■ **The request**
Please transcribe the data that follows without the pictures, keeping every word the same.

— Begin —

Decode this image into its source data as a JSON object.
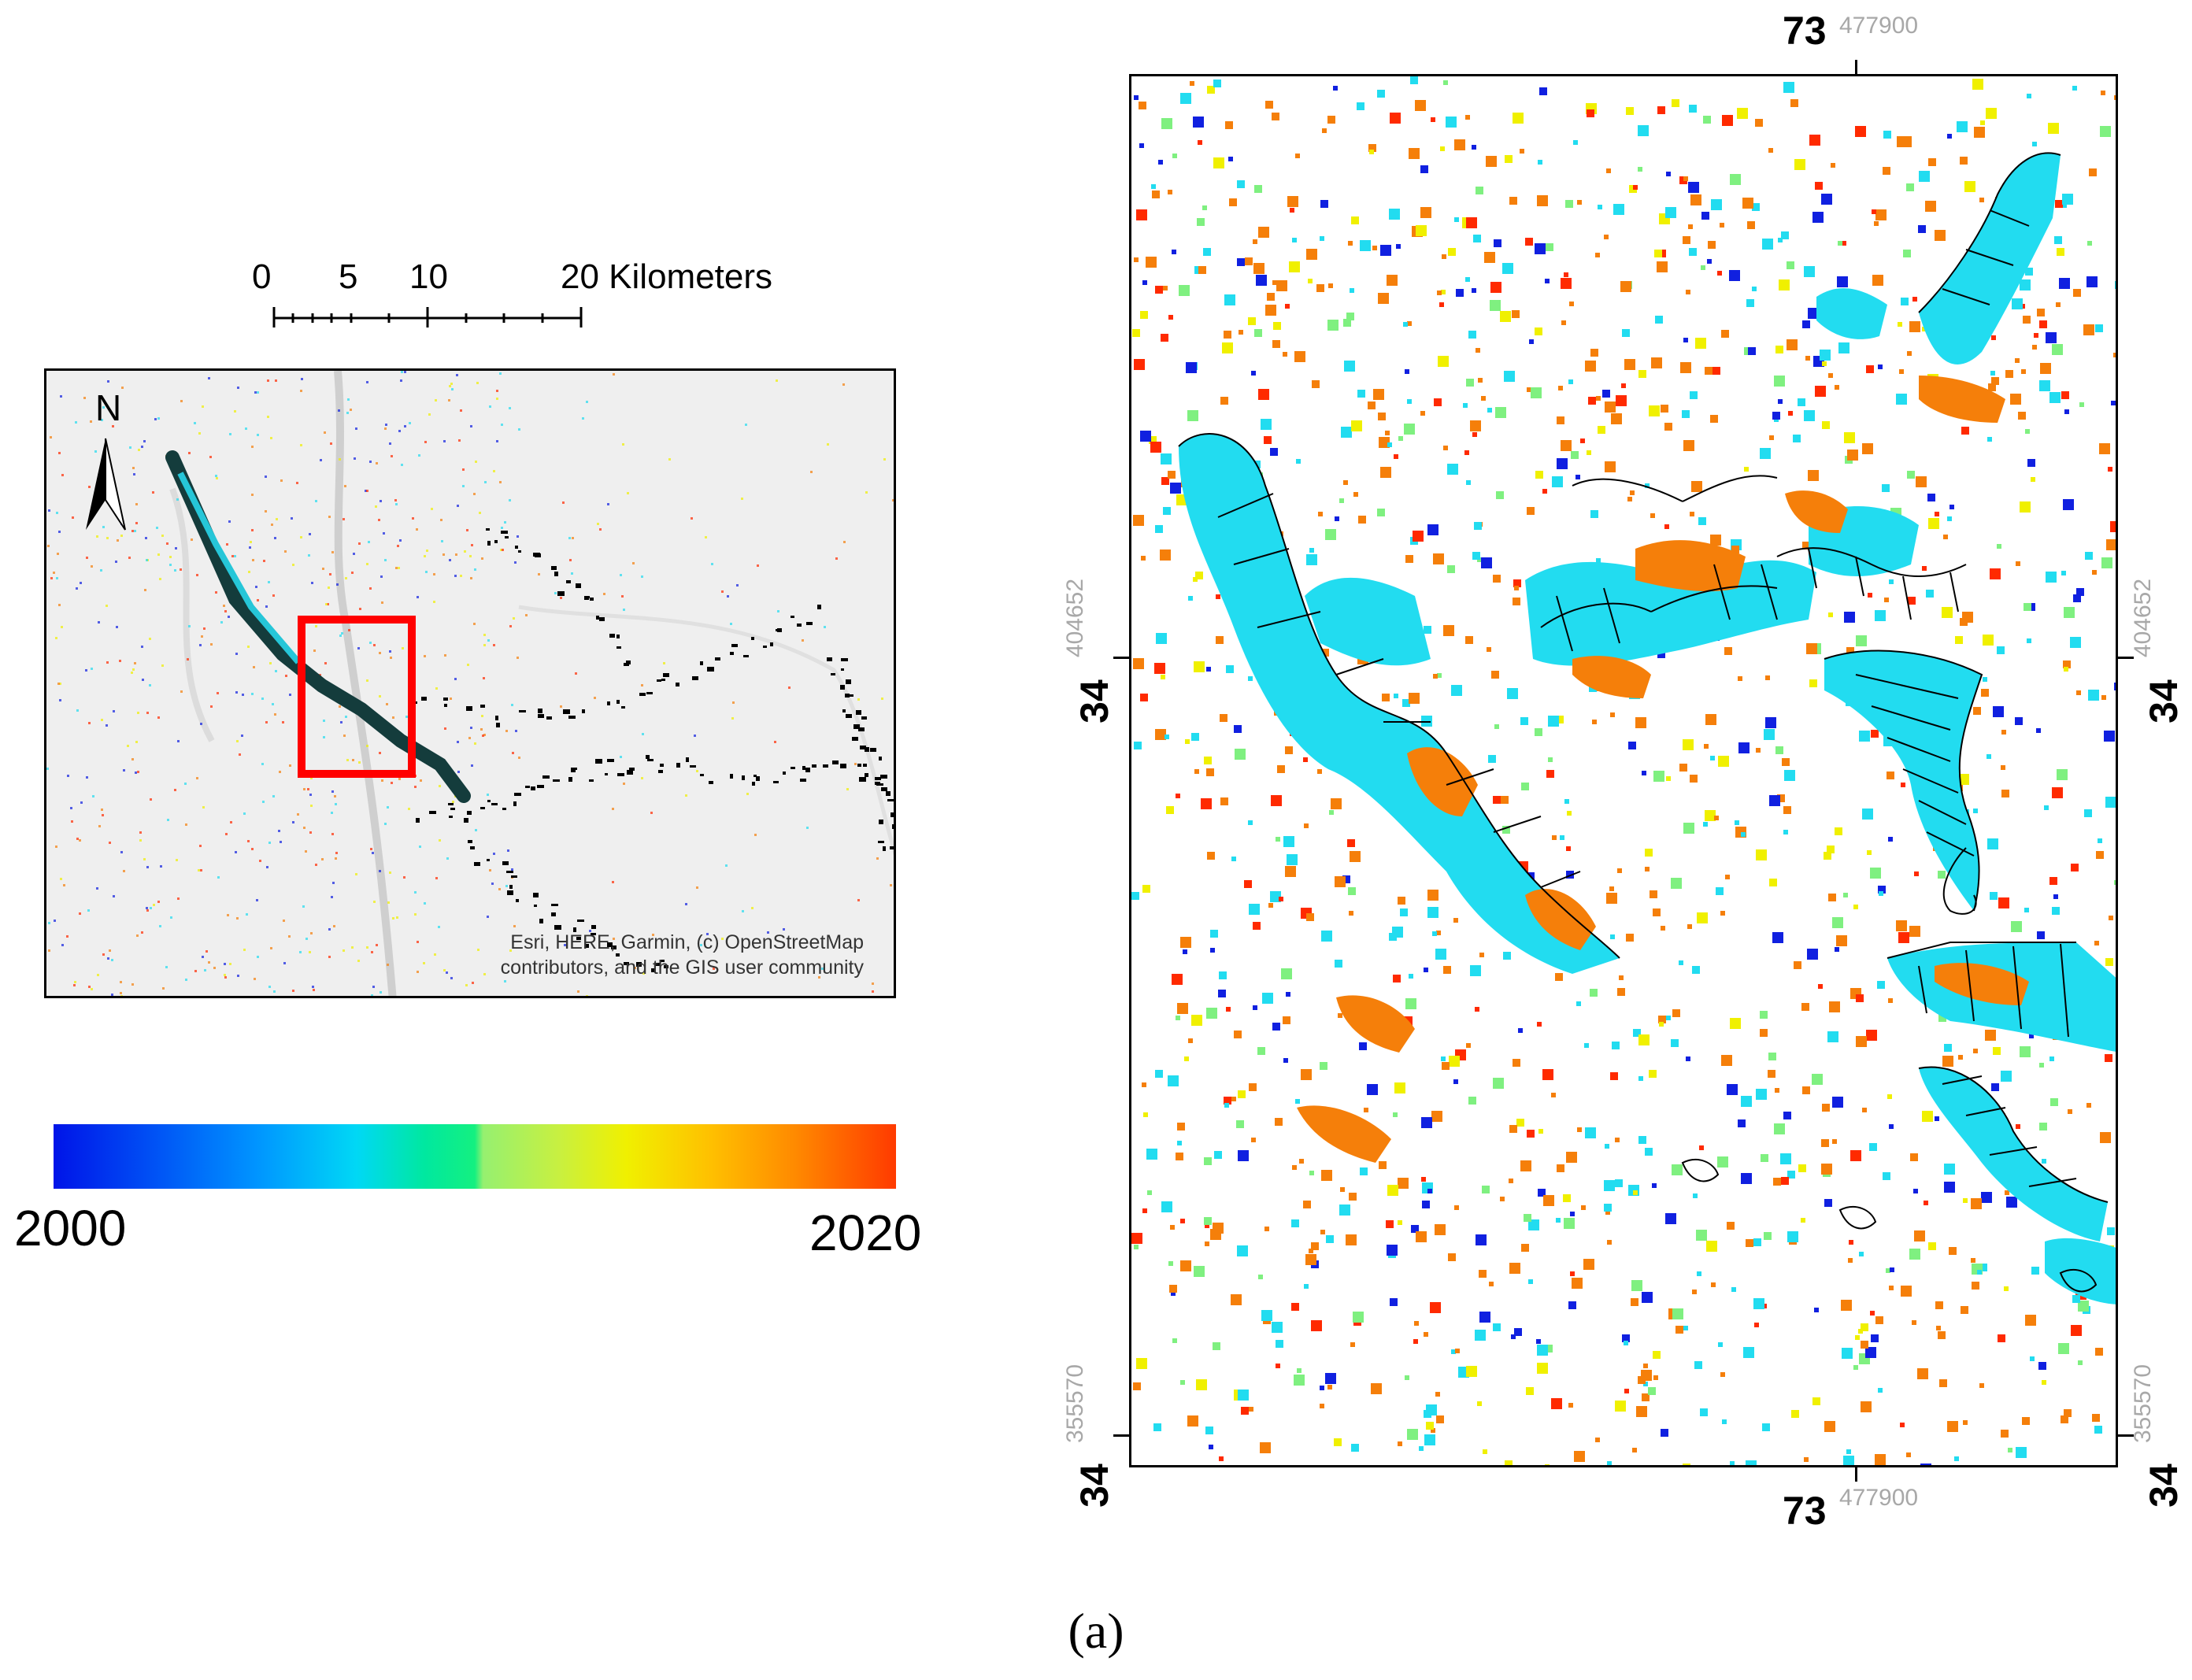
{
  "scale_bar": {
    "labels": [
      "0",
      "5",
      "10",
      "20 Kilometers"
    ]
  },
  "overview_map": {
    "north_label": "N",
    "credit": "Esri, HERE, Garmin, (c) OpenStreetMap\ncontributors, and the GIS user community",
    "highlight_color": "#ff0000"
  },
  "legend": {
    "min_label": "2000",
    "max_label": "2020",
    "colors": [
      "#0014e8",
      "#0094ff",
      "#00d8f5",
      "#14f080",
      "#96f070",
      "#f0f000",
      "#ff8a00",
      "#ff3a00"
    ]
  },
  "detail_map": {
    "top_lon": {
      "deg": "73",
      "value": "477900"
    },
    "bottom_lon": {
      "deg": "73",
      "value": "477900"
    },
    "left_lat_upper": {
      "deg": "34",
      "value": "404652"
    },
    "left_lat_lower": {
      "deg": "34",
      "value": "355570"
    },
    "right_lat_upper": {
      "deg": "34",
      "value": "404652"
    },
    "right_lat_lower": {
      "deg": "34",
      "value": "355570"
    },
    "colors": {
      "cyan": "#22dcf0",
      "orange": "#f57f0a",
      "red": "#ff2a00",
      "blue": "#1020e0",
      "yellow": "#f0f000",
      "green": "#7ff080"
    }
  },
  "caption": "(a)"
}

— End —

■ **Written response**
Decode this image into its source data as a JSON object.
{
  "scale_bar": {
    "labels": [
      "0",
      "5",
      "10",
      "20 Kilometers"
    ]
  },
  "overview_map": {
    "north_label": "N",
    "credit": "Esri, HERE, Garmin, (c) OpenStreetMap\ncontributors, and the GIS user community",
    "highlight_color": "#ff0000"
  },
  "legend": {
    "min_label": "2000",
    "max_label": "2020",
    "colors": [
      "#0014e8",
      "#0094ff",
      "#00d8f5",
      "#14f080",
      "#96f070",
      "#f0f000",
      "#ff8a00",
      "#ff3a00"
    ]
  },
  "detail_map": {
    "top_lon": {
      "deg": "73",
      "value": "477900"
    },
    "bottom_lon": {
      "deg": "73",
      "value": "477900"
    },
    "left_lat_upper": {
      "deg": "34",
      "value": "404652"
    },
    "left_lat_lower": {
      "deg": "34",
      "value": "355570"
    },
    "right_lat_upper": {
      "deg": "34",
      "value": "404652"
    },
    "right_lat_lower": {
      "deg": "34",
      "value": "355570"
    },
    "colors": {
      "cyan": "#22dcf0",
      "orange": "#f57f0a",
      "red": "#ff2a00",
      "blue": "#1020e0",
      "yellow": "#f0f000",
      "green": "#7ff080"
    }
  },
  "caption": "(a)"
}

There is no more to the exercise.